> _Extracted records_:
══════════
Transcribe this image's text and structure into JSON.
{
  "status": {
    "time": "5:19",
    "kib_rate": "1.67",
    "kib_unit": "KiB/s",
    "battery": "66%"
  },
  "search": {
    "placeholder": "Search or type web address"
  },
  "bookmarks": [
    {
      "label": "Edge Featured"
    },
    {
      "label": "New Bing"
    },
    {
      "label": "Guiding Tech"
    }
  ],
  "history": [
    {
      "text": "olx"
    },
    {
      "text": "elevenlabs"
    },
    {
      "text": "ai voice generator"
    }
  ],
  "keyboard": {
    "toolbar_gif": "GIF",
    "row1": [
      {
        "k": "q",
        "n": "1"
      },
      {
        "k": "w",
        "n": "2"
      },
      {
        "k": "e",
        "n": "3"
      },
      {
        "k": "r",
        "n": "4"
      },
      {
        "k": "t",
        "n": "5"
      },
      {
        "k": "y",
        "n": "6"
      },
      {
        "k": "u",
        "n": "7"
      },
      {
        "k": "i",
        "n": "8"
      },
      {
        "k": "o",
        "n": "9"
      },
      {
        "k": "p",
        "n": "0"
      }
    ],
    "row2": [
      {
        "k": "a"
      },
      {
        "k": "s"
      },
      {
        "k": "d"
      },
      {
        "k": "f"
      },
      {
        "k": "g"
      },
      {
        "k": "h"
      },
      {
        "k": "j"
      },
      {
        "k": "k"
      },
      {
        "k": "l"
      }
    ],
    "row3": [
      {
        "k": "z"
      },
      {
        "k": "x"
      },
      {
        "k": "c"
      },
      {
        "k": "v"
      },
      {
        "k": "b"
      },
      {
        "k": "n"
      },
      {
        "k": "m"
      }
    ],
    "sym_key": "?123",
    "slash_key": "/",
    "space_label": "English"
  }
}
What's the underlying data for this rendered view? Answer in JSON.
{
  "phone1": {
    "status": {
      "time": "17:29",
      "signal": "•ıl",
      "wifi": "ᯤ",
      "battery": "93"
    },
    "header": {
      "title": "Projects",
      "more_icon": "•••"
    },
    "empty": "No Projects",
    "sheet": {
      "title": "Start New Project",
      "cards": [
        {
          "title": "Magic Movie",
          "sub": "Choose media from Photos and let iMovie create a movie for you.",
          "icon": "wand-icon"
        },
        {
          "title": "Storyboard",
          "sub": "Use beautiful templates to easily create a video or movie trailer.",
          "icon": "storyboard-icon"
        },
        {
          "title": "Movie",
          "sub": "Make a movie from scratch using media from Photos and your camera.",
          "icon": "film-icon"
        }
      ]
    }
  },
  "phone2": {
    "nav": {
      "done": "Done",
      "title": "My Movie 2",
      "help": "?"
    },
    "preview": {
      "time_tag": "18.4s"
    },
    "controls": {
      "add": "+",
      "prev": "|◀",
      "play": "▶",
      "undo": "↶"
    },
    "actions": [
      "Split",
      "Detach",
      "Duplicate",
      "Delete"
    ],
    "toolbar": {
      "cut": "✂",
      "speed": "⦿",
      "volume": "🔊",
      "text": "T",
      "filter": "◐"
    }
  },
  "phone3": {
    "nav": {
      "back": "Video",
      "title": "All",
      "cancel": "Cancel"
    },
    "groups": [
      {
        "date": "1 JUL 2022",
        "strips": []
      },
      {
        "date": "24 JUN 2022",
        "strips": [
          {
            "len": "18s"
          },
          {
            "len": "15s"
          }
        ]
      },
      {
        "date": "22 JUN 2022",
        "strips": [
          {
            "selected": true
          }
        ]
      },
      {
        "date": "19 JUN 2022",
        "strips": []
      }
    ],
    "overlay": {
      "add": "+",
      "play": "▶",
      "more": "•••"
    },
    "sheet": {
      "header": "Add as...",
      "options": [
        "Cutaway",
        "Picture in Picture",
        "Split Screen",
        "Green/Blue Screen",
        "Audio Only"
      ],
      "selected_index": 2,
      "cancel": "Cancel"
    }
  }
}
══════════
> _Exercise_:
Copy the data above in full, character for character.

> _Exercise answer_:
Transcribe this image's text and structure into JSON.
{
  "status": {
    "time": "5:19",
    "kib_rate": "1.67",
    "kib_unit": "KiB/s",
    "battery": "66%"
  },
  "search": {
    "placeholder": "Search or type web address"
  },
  "bookmarks": [
    {
      "label": "Edge Featured"
    },
    {
      "label": "New Bing"
    },
    {
      "label": "Guiding Tech"
    }
  ],
  "history": [
    {
      "text": "olx"
    },
    {
      "text": "elevenlabs"
    },
    {
      "text": "ai voice generator"
    }
  ],
  "keyboard": {
    "toolbar_gif": "GIF",
    "row1": [
      {
        "k": "q",
        "n": "1"
      },
      {
        "k": "w",
        "n": "2"
      },
      {
        "k": "e",
        "n": "3"
      },
      {
        "k": "r",
        "n": "4"
      },
      {
        "k": "t",
        "n": "5"
      },
      {
        "k": "y",
        "n": "6"
      },
      {
        "k": "u",
        "n": "7"
      },
      {
        "k": "i",
        "n": "8"
      },
      {
        "k": "o",
        "n": "9"
      },
      {
        "k": "p",
        "n": "0"
      }
    ],
    "row2": [
      {
        "k": "a"
      },
      {
        "k": "s"
      },
      {
        "k": "d"
      },
      {
        "k": "f"
      },
      {
        "k": "g"
      },
      {
        "k": "h"
      },
      {
        "k": "j"
      },
      {
        "k": "k"
      },
      {
        "k": "l"
      }
    ],
    "row3": [
      {
        "k": "z"
      },
      {
        "k": "x"
      },
      {
        "k": "c"
      },
      {
        "k": "v"
      },
      {
        "k": "b"
      },
      {
        "k": "n"
      },
      {
        "k": "m"
      }
    ],
    "sym_key": "?123",
    "slash_key": "/",
    "space_label": "English"
  }
}
What's the underlying data for this rendered view? Answer in JSON.
{
  "phone1": {
    "status": {
      "time": "17:29",
      "signal": "•ıl",
      "wifi": "ᯤ",
      "battery": "93"
    },
    "header": {
      "title": "Projects",
      "more_icon": "•••"
    },
    "empty": "No Projects",
    "sheet": {
      "title": "Start New Project",
      "cards": [
        {
          "title": "Magic Movie",
          "sub": "Choose media from Photos and let iMovie create a movie for you.",
          "icon": "wand-icon"
        },
        {
          "title": "Storyboard",
          "sub": "Use beautiful templates to easily create a video or movie trailer.",
          "icon": "storyboard-icon"
        },
        {
          "title": "Movie",
          "sub": "Make a movie from scratch using media from Photos and your camera.",
          "icon": "film-icon"
        }
      ]
    }
  },
  "phone2": {
    "nav": {
      "done": "Done",
      "title": "My Movie 2",
      "help": "?"
    },
    "preview": {
      "time_tag": "18.4s"
    },
    "controls": {
      "add": "+",
      "prev": "|◀",
      "play": "▶",
      "undo": "↶"
    },
    "actions": [
      "Split",
      "Detach",
      "Duplicate",
      "Delete"
    ],
    "toolbar": {
      "cut": "✂",
      "speed": "⦿",
      "volume": "🔊",
      "text": "T",
      "filter": "◐"
    }
  },
  "phone3": {
    "nav": {
      "back": "Video",
      "title": "All",
      "cancel": "Cancel"
    },
    "groups": [
      {
        "date": "1 JUL 2022",
        "strips": []
      },
      {
        "date": "24 JUN 2022",
        "strips": [
          {
            "len": "18s"
          },
          {
            "len": "15s"
          }
        ]
      },
      {
        "date": "22 JUN 2022",
        "strips": [
          {
            "selected": true
          }
        ]
      },
      {
        "date": "19 JUN 2022",
        "strips": []
      }
    ],
    "overlay": {
      "add": "+",
      "play": "▶",
      "more": "•••"
    },
    "sheet": {
      "header": "Add as...",
      "options": [
        "Cutaway",
        "Picture in Picture",
        "Split Screen",
        "Green/Blue Screen",
        "Audio Only"
      ],
      "selected_index": 2,
      "cancel": "Cancel"
    }
  }
}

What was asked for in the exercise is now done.